Data records
┄┄┄┄┄┄┄┄┄┄┄┄┄┄┄┄┄┄┄┄

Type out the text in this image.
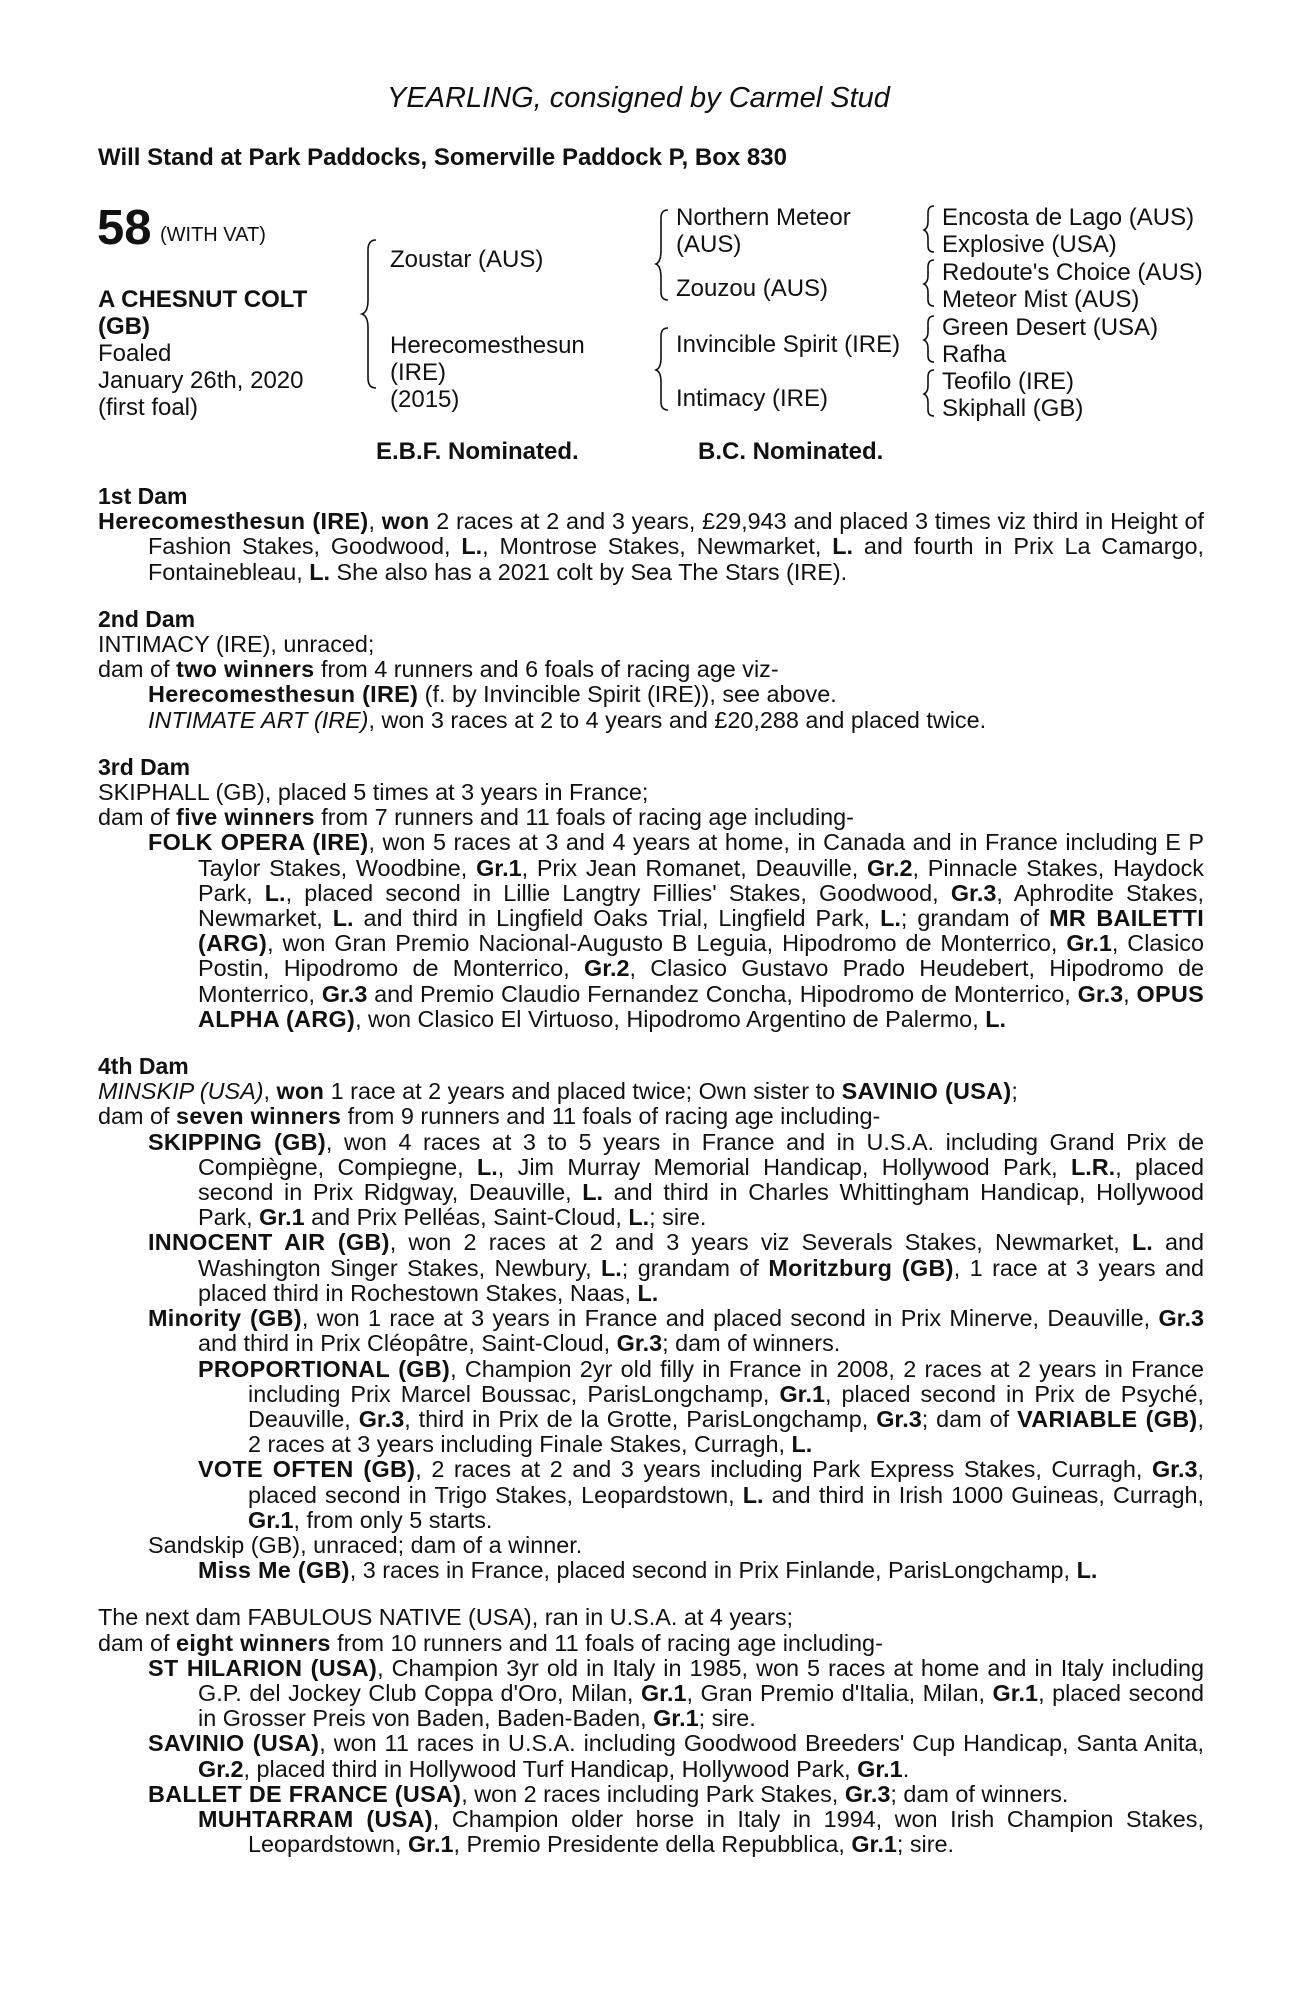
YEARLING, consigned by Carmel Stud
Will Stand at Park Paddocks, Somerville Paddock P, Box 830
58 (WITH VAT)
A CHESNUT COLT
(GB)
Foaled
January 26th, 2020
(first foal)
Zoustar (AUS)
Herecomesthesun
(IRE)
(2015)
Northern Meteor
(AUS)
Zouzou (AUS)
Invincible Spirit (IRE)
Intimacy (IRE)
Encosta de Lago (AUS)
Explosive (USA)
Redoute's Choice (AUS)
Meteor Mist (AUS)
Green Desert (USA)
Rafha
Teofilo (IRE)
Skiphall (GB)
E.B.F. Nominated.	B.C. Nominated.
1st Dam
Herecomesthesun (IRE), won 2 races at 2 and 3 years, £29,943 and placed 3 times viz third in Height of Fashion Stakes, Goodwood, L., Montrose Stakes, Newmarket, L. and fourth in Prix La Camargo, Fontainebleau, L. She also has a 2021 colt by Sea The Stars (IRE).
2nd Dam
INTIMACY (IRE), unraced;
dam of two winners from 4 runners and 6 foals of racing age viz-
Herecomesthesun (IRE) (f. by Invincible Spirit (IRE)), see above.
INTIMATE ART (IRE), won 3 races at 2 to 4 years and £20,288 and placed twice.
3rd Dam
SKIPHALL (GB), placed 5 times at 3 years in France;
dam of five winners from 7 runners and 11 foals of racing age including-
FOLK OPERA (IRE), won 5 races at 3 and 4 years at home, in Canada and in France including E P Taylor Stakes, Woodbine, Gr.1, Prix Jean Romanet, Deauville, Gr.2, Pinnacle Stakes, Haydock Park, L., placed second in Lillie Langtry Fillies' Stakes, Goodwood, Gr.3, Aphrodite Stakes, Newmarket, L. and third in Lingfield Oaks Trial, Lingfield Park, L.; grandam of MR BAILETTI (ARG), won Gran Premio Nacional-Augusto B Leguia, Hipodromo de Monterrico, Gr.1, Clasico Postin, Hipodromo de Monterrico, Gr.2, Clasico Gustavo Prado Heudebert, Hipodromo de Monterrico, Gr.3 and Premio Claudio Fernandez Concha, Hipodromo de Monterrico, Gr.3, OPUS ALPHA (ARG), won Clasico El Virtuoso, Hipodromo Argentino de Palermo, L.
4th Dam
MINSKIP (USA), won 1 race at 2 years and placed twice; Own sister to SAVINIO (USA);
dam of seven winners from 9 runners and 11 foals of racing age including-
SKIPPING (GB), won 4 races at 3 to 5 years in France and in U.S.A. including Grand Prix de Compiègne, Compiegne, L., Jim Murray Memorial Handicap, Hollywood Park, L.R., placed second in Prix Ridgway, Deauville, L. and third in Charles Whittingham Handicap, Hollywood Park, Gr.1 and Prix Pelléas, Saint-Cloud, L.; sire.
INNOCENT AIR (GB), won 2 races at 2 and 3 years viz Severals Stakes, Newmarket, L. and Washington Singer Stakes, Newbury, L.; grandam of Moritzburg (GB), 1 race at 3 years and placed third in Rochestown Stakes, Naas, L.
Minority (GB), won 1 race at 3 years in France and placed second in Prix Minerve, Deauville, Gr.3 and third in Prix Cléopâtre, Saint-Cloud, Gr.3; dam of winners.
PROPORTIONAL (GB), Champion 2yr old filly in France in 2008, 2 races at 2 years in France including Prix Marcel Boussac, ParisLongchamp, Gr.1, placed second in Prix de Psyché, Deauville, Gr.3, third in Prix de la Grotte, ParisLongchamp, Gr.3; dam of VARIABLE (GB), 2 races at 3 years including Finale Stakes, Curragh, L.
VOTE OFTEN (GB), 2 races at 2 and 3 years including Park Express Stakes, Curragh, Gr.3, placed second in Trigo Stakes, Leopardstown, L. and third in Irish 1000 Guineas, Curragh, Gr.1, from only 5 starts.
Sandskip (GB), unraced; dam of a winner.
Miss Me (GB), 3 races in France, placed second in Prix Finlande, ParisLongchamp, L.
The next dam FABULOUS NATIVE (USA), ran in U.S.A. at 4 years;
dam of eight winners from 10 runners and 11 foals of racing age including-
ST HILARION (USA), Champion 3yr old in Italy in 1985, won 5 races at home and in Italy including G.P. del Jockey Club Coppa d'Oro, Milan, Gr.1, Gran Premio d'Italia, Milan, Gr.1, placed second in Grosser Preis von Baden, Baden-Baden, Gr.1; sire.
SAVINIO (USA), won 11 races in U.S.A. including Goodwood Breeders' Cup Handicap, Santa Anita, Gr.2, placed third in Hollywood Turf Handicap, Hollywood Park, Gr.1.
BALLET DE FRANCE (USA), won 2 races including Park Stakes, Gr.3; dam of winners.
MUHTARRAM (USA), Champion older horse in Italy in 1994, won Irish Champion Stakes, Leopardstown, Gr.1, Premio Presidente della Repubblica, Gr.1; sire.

┄┄┄┄┄┄┄┄┄┄┄┄┄┄┄┄┄┄┄┄

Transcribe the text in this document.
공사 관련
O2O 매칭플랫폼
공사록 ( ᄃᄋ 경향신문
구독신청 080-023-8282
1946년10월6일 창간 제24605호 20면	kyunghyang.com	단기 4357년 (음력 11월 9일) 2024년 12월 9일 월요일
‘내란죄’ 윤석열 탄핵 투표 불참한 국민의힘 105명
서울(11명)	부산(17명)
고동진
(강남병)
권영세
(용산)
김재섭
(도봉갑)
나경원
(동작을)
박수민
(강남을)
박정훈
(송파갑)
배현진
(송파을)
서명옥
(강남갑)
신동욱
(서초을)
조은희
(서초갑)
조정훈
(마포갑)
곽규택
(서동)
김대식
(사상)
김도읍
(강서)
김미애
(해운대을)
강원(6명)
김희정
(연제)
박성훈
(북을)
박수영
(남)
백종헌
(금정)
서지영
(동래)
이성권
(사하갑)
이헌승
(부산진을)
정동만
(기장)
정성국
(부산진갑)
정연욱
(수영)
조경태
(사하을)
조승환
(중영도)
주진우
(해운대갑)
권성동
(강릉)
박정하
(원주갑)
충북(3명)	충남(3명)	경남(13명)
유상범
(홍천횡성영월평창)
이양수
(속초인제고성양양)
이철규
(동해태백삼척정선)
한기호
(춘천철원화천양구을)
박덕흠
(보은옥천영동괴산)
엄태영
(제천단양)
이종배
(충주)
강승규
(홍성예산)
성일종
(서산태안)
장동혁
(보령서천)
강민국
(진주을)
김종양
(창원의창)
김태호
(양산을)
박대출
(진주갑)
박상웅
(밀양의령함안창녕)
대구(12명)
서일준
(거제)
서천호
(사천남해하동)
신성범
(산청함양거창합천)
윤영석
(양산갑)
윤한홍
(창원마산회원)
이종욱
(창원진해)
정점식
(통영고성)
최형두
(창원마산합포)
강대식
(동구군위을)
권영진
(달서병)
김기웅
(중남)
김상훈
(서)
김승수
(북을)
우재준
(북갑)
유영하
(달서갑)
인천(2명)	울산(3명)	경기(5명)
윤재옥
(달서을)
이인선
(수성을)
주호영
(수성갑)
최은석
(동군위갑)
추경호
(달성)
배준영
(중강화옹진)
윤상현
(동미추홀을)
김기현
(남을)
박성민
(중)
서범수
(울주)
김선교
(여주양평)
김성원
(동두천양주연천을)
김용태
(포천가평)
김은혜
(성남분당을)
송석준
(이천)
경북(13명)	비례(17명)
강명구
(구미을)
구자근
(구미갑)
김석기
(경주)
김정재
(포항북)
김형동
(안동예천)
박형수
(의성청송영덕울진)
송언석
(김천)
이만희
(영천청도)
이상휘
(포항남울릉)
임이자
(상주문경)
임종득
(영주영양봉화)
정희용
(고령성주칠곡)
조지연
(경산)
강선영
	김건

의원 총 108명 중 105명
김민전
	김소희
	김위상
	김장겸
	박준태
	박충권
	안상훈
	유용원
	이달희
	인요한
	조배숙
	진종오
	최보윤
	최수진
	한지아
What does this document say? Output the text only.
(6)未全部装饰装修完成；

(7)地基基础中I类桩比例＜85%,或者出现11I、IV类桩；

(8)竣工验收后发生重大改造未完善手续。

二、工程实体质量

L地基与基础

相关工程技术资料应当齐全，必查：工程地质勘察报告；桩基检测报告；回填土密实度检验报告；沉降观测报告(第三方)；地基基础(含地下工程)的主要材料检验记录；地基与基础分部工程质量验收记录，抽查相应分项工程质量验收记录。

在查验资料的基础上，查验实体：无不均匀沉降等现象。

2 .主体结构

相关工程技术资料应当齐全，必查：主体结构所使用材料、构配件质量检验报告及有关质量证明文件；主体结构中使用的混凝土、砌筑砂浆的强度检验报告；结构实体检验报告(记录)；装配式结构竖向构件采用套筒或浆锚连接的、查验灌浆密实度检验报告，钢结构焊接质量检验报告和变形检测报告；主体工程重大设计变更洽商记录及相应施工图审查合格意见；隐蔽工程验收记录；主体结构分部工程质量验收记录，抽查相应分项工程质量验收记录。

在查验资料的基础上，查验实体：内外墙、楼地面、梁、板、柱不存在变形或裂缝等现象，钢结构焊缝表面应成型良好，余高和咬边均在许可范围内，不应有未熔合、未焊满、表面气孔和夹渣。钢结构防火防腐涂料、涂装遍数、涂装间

┄┄┄┄┄┄┄┄┄┄┄┄┄┄┄┄┄┄┄┄

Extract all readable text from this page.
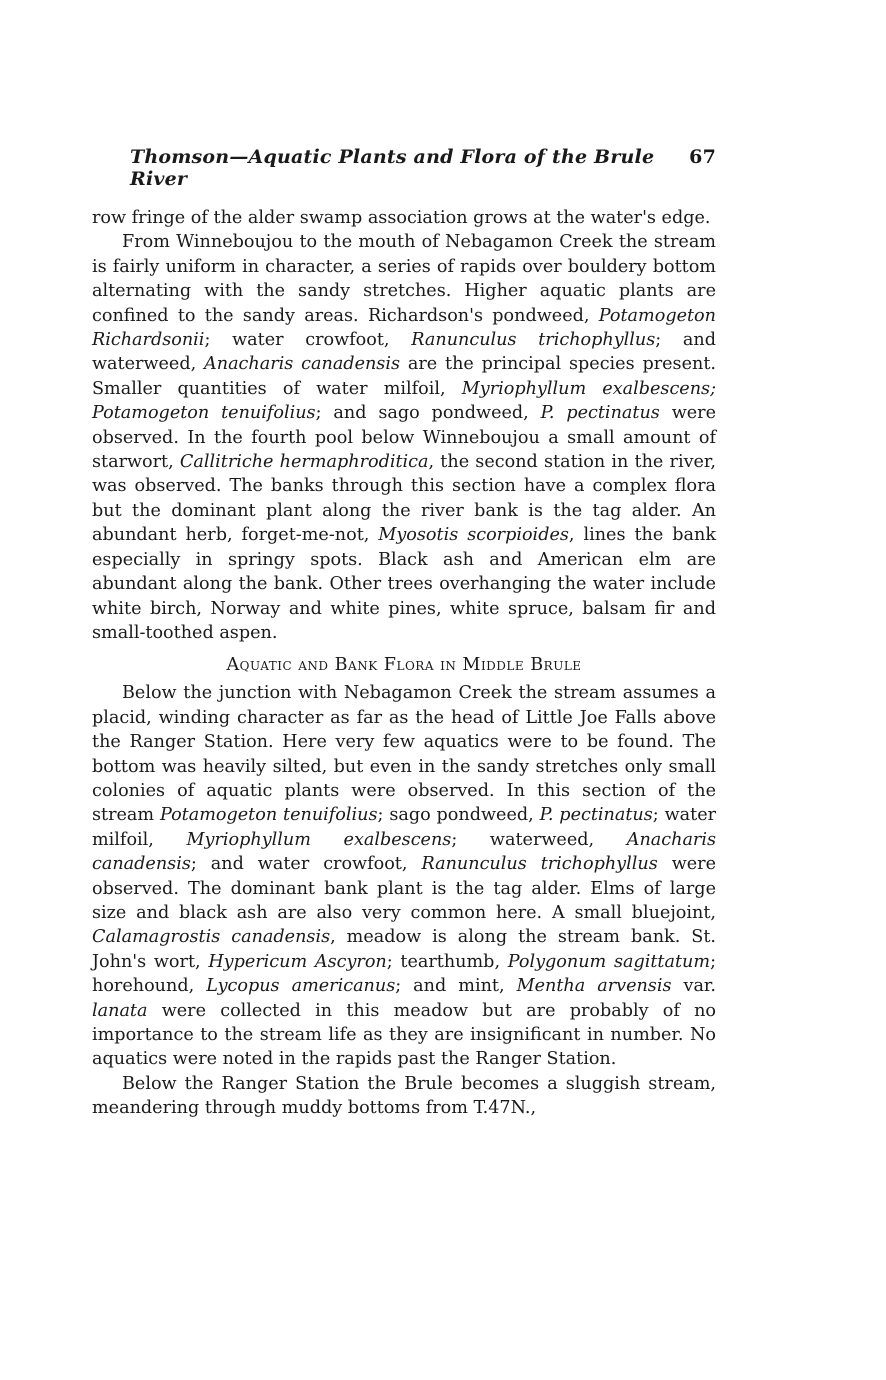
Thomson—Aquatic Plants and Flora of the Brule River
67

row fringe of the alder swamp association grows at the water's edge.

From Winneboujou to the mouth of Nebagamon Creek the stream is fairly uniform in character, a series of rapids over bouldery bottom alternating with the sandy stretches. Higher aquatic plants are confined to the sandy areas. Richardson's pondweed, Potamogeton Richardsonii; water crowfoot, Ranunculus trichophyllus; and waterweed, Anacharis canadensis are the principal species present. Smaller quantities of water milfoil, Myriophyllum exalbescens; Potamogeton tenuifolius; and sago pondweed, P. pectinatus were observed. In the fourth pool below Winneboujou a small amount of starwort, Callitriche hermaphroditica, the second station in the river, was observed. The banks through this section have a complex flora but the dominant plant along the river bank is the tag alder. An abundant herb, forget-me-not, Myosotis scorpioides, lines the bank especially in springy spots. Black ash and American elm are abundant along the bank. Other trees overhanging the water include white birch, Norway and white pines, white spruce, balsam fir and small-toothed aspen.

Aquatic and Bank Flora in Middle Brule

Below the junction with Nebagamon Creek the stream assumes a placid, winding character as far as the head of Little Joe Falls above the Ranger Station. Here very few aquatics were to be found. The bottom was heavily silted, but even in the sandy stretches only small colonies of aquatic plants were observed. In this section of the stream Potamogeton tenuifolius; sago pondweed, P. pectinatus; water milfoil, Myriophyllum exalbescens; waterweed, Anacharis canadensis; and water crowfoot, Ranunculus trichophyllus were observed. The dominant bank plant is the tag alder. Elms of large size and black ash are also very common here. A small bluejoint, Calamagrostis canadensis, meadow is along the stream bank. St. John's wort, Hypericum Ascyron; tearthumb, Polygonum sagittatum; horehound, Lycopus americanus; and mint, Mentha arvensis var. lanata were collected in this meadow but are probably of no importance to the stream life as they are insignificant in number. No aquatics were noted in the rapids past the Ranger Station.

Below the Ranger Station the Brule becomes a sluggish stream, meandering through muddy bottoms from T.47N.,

┄┄┄┄┄┄┄┄┄┄┄┄┄┄┄┄┄┄┄┄

> _EXERCISE TASK_
Where a line of the data holds "SAVINIO", show that line.

> _OUTPUT FOR THIS TASK_
MINSKIP (USA), won 1 race at 2 years and placed twice; Own sister to SAVINIO (USA);
SAVINIO (USA), won 11 races in U.S.A. including Goodwood Breeders' Cup Handicap, Santa Anita, Gr.2, placed third in Hollywood Turf Handicap, Hollywood Park, Gr.1.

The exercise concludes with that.